### [YOUR GOAL]
Check every line below for the string "JSON", and copy the lines that contain it.

------------------------------

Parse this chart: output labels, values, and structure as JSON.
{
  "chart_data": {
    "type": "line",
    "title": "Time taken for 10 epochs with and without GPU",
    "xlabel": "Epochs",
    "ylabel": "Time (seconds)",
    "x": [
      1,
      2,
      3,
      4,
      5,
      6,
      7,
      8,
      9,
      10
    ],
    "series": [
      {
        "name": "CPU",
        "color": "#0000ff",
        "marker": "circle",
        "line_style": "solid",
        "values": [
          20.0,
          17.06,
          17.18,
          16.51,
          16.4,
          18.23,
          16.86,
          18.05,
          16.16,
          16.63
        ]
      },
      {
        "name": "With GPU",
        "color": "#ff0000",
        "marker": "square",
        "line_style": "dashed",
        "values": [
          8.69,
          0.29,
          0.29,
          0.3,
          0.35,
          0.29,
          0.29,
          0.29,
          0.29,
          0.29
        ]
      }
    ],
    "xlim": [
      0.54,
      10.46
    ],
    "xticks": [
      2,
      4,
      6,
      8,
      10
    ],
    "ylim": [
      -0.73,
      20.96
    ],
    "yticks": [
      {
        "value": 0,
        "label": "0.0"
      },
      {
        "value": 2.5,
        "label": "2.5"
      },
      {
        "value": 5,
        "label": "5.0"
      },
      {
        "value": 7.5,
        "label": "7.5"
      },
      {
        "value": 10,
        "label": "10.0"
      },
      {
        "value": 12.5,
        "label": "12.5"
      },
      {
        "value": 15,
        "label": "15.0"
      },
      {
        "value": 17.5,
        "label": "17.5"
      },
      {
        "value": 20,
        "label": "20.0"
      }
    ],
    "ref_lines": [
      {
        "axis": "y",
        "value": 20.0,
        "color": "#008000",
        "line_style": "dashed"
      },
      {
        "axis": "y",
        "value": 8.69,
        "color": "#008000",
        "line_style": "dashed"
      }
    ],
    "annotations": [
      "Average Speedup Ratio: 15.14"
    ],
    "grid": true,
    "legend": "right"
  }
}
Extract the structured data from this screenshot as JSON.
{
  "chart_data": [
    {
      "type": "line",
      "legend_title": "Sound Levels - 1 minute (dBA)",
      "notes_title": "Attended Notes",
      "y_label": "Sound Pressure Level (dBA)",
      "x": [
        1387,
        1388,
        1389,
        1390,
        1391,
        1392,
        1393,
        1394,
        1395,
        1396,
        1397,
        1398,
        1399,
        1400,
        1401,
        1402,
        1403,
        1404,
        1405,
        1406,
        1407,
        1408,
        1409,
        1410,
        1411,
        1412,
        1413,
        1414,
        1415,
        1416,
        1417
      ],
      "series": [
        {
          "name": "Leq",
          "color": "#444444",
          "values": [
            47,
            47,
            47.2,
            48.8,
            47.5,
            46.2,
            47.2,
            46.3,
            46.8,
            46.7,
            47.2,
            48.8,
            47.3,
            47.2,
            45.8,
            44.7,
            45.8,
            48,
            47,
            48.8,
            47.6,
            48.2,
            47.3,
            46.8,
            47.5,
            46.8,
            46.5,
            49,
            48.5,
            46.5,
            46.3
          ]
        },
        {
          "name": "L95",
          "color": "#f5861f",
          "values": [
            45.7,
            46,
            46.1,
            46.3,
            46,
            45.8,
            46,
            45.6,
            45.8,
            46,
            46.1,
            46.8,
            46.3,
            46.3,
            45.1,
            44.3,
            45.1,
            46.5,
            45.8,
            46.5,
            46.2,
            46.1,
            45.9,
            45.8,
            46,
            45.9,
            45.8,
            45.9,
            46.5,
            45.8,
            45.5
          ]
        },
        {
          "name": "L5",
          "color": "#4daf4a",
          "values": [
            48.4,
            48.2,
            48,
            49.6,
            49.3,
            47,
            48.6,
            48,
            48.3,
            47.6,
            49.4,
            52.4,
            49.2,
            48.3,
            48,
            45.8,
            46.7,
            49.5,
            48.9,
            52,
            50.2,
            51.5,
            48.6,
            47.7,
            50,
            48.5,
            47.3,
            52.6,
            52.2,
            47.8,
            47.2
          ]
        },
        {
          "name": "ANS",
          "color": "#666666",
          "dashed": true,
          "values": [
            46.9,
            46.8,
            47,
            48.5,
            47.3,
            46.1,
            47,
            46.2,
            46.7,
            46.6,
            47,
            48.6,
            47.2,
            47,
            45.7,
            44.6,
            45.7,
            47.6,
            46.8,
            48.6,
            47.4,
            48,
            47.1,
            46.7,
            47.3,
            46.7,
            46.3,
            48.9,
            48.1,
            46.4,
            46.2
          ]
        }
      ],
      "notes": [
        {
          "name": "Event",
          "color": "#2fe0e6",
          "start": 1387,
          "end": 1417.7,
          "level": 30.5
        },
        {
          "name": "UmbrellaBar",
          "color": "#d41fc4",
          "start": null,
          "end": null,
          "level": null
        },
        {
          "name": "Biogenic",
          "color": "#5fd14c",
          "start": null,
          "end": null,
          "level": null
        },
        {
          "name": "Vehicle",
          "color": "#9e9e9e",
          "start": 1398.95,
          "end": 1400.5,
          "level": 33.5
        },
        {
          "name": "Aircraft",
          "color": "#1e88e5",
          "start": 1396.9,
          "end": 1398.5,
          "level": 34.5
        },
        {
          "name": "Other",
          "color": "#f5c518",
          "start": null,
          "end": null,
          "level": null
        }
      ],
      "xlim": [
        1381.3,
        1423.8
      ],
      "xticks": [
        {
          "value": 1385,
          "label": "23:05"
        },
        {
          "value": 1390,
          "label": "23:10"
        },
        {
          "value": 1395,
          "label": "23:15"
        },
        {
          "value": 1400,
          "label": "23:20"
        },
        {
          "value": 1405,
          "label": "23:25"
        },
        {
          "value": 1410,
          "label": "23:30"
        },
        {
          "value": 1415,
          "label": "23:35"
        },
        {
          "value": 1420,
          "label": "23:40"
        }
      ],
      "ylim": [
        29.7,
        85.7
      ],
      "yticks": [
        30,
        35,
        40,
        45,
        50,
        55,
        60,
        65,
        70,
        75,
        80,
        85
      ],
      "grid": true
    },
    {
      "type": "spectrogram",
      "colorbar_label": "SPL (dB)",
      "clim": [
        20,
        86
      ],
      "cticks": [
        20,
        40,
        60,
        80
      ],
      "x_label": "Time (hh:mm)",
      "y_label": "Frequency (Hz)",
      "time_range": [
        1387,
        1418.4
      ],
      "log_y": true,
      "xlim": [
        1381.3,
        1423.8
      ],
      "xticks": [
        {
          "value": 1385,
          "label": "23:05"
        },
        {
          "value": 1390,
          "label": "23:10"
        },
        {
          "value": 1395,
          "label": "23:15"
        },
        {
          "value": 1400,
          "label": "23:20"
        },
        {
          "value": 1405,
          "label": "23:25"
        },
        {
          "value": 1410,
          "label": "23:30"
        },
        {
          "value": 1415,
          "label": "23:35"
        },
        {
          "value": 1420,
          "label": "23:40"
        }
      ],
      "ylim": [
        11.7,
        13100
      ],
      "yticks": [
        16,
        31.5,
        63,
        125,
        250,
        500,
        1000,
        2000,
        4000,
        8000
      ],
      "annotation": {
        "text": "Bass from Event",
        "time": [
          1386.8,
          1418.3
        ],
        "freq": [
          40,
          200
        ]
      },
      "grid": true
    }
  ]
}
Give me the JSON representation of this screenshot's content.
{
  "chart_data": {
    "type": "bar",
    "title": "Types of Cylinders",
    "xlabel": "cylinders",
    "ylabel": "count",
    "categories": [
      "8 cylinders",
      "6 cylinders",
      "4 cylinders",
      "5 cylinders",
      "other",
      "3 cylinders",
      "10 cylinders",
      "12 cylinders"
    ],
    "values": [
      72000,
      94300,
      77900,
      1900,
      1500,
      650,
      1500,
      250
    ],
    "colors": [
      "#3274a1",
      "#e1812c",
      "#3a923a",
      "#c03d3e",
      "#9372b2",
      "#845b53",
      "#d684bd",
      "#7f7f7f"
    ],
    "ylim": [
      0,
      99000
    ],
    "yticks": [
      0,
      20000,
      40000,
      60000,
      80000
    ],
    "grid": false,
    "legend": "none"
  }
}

------------------------------

### [EXERCISE RESULT]
Parse this chart: output labels, values, and structure as JSON.
Extract the structured data from this screenshot as JSON.
Give me the JSON representation of this screenshot's content.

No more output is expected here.